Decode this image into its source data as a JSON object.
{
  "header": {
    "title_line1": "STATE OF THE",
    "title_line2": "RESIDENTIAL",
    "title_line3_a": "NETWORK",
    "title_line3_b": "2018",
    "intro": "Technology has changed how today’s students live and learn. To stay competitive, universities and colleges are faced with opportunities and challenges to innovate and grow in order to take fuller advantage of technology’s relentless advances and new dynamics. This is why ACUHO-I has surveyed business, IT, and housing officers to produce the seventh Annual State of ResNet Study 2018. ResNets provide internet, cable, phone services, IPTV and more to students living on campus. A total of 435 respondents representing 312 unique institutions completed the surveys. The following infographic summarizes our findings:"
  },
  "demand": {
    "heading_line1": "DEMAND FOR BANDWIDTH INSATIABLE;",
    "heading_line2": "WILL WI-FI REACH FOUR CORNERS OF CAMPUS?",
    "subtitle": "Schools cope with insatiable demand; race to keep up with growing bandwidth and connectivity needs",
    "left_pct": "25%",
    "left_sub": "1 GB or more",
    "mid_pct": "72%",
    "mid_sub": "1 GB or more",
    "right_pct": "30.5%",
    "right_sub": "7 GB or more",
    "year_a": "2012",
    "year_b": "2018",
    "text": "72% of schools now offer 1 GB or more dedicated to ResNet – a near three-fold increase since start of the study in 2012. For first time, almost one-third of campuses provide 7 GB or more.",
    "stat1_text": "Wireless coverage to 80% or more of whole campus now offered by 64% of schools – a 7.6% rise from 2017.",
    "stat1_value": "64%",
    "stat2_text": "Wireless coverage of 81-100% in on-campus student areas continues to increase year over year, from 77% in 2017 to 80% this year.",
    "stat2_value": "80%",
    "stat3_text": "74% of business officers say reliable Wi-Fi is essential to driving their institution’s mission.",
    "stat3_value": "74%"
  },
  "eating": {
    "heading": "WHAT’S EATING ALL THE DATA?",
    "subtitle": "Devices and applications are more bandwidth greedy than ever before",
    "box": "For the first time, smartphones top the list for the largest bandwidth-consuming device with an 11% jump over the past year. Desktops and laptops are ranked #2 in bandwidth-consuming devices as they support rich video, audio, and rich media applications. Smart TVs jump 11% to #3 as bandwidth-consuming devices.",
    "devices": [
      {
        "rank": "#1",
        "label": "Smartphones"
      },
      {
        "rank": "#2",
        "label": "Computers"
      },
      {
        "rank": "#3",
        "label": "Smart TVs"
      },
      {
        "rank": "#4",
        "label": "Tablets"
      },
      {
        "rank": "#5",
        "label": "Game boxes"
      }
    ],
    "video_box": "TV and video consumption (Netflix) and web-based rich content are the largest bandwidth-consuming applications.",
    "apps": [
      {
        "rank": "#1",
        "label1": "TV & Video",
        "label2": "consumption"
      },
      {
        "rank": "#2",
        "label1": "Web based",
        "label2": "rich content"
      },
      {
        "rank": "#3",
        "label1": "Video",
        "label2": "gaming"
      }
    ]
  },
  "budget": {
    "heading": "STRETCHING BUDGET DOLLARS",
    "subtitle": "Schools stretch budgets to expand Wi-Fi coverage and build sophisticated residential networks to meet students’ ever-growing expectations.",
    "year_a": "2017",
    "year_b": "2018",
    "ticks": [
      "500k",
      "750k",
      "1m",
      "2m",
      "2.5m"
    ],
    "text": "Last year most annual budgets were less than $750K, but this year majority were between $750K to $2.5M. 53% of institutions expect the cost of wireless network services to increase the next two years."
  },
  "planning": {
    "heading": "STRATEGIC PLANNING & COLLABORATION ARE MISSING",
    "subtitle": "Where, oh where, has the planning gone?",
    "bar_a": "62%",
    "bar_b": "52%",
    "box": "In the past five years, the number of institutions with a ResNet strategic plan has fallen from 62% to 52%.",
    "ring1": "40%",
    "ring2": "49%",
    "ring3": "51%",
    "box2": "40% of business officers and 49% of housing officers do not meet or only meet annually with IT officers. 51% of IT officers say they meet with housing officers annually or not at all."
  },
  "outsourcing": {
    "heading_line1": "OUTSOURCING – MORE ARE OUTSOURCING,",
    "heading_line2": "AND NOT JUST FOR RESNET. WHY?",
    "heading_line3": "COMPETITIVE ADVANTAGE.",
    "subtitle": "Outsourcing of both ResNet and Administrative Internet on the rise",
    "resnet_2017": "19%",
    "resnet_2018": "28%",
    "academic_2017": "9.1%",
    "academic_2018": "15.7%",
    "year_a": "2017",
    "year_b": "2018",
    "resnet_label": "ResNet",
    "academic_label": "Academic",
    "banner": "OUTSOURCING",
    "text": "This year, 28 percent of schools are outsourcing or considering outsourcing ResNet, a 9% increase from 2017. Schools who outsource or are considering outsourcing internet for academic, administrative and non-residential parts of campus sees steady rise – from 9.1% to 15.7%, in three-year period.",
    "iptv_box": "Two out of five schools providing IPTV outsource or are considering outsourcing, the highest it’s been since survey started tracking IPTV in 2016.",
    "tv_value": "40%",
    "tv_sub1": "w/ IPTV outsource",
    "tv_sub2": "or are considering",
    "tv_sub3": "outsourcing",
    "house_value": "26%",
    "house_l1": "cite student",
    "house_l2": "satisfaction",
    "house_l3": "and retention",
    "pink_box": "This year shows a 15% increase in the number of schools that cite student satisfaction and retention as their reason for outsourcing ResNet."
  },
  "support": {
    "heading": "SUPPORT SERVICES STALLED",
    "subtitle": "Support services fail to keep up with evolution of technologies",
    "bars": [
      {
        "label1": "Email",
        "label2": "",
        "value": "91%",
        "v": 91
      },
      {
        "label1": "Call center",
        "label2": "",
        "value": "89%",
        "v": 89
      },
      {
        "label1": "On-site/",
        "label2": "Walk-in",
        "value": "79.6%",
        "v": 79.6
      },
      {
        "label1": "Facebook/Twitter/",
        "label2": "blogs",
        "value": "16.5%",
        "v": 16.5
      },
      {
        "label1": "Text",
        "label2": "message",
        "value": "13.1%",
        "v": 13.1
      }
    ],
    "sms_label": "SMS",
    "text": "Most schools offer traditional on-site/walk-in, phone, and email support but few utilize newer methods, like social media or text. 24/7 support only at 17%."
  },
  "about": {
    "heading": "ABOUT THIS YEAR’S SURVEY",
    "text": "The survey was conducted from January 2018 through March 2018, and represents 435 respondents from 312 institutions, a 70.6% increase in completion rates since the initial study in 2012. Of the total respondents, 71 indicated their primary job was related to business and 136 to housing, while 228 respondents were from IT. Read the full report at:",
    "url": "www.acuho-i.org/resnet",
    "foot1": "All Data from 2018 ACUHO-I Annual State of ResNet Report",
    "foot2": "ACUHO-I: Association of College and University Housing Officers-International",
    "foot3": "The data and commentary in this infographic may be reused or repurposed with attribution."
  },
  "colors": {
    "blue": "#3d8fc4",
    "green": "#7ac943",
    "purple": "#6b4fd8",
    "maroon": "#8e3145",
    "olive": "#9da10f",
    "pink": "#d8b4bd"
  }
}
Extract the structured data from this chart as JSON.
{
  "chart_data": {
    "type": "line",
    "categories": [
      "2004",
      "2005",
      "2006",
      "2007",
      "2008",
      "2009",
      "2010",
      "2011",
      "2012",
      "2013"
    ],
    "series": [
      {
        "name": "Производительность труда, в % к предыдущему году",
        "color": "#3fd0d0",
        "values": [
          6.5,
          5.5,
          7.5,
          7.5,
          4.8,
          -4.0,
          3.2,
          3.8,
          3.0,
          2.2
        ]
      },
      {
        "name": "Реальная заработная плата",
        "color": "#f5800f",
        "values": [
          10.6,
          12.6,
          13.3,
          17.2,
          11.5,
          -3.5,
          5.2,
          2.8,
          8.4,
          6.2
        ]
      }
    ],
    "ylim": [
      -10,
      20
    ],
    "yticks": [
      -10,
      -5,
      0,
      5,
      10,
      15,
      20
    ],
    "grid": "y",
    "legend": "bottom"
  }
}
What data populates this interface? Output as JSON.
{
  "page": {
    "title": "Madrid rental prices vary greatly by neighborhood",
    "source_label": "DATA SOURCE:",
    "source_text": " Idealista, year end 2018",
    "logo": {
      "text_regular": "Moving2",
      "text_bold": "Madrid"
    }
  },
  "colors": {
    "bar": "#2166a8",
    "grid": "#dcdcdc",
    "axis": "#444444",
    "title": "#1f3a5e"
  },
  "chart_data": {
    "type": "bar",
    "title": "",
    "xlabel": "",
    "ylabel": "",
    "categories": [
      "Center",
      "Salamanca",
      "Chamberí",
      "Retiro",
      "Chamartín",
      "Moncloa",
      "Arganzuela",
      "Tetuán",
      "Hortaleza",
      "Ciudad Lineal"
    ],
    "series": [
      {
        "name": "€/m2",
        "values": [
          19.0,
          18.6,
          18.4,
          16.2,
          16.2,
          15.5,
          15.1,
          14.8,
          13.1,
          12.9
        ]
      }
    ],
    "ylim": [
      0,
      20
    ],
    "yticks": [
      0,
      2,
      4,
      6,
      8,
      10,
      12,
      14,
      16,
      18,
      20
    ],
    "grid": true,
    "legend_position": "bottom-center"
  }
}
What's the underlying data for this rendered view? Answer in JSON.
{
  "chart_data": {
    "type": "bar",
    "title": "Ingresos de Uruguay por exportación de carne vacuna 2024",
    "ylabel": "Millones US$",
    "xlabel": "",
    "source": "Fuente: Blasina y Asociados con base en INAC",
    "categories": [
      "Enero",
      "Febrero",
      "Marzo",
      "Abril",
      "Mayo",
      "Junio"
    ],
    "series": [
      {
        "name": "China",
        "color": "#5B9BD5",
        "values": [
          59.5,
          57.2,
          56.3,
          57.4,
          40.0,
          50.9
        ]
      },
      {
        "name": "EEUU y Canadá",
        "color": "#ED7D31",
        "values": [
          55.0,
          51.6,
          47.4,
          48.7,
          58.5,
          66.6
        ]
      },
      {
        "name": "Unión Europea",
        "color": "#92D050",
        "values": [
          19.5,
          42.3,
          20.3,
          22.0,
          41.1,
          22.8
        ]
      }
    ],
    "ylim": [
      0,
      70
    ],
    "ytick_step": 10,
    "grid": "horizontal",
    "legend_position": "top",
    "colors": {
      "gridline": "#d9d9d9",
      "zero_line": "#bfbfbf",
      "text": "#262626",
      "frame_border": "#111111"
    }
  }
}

____

● EXERCISE DETAILS
Take every line from the data above that holds "retention" and copy it out.

● ANSWER TO THE EXERCISE
    "house_l3": "and retention",
    "pink_box": "This year shows a 15% increase in the number of schools that cite student satisfaction and retention as their reason for outsourcing ResNet."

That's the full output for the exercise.